(Data entries)
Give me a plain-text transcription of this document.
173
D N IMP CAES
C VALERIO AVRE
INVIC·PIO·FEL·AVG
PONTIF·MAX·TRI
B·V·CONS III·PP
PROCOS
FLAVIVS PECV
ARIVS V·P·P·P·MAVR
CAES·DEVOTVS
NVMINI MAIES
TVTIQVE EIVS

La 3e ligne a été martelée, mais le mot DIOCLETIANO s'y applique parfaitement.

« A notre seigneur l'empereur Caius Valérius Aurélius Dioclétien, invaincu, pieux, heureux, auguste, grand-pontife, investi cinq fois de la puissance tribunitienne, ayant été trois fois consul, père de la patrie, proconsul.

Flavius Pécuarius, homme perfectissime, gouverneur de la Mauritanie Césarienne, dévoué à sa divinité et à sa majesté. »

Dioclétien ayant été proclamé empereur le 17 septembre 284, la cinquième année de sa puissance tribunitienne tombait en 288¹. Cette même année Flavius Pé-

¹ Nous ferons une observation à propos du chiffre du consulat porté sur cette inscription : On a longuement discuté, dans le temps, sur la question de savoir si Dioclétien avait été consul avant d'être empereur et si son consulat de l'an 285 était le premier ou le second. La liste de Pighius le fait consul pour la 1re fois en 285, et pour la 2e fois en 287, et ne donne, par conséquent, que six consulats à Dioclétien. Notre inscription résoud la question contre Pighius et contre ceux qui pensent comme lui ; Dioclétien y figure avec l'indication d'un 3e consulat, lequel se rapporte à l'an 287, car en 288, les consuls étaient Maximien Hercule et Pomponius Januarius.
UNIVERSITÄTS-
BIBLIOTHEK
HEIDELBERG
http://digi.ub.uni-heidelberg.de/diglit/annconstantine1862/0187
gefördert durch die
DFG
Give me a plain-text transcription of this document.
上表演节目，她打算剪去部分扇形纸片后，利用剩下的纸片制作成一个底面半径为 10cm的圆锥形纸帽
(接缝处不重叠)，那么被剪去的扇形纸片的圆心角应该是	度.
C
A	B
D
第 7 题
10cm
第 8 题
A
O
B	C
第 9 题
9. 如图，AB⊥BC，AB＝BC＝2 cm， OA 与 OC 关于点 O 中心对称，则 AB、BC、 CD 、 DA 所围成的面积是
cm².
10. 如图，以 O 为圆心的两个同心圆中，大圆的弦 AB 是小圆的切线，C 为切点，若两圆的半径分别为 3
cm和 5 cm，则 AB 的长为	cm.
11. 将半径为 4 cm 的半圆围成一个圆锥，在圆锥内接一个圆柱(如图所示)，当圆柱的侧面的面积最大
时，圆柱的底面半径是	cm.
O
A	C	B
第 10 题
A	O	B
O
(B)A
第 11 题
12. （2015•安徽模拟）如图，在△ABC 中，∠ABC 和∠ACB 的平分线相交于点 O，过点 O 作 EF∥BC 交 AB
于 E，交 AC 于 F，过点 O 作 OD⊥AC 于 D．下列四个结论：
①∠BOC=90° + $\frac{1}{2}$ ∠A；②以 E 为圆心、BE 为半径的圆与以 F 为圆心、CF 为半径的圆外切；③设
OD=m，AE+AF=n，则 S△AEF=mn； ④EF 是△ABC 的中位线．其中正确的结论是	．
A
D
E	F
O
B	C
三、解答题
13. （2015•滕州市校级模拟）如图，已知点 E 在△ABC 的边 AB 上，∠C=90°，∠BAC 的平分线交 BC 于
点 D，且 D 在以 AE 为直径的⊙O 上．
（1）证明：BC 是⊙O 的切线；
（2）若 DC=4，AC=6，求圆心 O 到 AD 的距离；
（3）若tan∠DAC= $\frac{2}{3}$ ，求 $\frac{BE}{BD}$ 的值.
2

### GIVEN INSTRUCTION
Write out all records exactly, keeping every detail.

### THE SOLUTION
Give me a plain-text transcription of this document.
173
D N IMP CAES
C VALERIO AVRE
INVIC·PIO·FEL·AVG
PONTIF·MAX·TRI
B·V·CONS III·PP
PROCOS
FLAVIVS PECV
ARIVS V·P·P·P·MAVR
CAES·DEVOTVS
NVMINI MAIES
TVTIQVE EIVS

La 3e ligne a été martelée, mais le mot DIOCLETIANO s'y applique parfaitement.

« A notre seigneur l'empereur Caius Valérius Aurélius Dioclétien, invaincu, pieux, heureux, auguste, grand-pontife, investi cinq fois de la puissance tribunitienne, ayant été trois fois consul, père de la patrie, proconsul.

Flavius Pécuarius, homme perfectissime, gouverneur de la Mauritanie Césarienne, dévoué à sa divinité et à sa majesté. »

Dioclétien ayant été proclamé empereur le 17 septembre 284, la cinquième année de sa puissance tribunitienne tombait en 288¹. Cette même année Flavius Pé-

¹ Nous ferons une observation à propos du chiffre du consulat porté sur cette inscription : On a longuement discuté, dans le temps, sur la question de savoir si Dioclétien avait été consul avant d'être empereur et si son consulat de l'an 285 était le premier ou le second. La liste de Pighius le fait consul pour la 1re fois en 285, et pour la 2e fois en 287, et ne donne, par conséquent, que six consulats à Dioclétien. Notre inscription résoud la question contre Pighius et contre ceux qui pensent comme lui ; Dioclétien y figure avec l'indication d'un 3e consulat, lequel se rapporte à l'an 287, car en 288, les consuls étaient Maximien Hercule et Pomponius Januarius.
UNIVERSITÄTS-
BIBLIOTHEK
HEIDELBERG
http://digi.ub.uni-heidelberg.de/diglit/annconstantine1862/0187
gefördert durch die
DFG
Give me a plain-text transcription of this document.
上表演节目，她打算剪去部分扇形纸片后，利用剩下的纸片制作成一个底面半径为 10cm的圆锥形纸帽
(接缝处不重叠)，那么被剪去的扇形纸片的圆心角应该是	度.
C
A	B
D
第 7 题
10cm
第 8 题
A
O
B	C
第 9 题
9. 如图，AB⊥BC，AB＝BC＝2 cm， OA 与 OC 关于点 O 中心对称，则 AB、BC、 CD 、 DA 所围成的面积是
cm².
10. 如图，以 O 为圆心的两个同心圆中，大圆的弦 AB 是小圆的切线，C 为切点，若两圆的半径分别为 3
cm和 5 cm，则 AB 的长为	cm.
11. 将半径为 4 cm 的半圆围成一个圆锥，在圆锥内接一个圆柱(如图所示)，当圆柱的侧面的面积最大
时，圆柱的底面半径是	cm.
O
A	C	B
第 10 题
A	O	B
O
(B)A
第 11 题
12. （2015•安徽模拟）如图，在△ABC 中，∠ABC 和∠ACB 的平分线相交于点 O，过点 O 作 EF∥BC 交 AB
于 E，交 AC 于 F，过点 O 作 OD⊥AC 于 D．下列四个结论：
①∠BOC=90° + $\frac{1}{2}$ ∠A；②以 E 为圆心、BE 为半径的圆与以 F 为圆心、CF 为半径的圆外切；③设
OD=m，AE+AF=n，则 S△AEF=mn； ④EF 是△ABC 的中位线．其中正确的结论是	．
A
D
E	F
O
B	C
三、解答题
13. （2015•滕州市校级模拟）如图，已知点 E 在△ABC 的边 AB 上，∠C=90°，∠BAC 的平分线交 BC 于
点 D，且 D 在以 AE 为直径的⊙O 上．
（1）证明：BC 是⊙O 的切线；
（2）若 DC=4，AC=6，求圆心 O 到 AD 的距离；
（3）若tan∠DAC= $\frac{2}{3}$ ，求 $\frac{BE}{BD}$ 的值.
2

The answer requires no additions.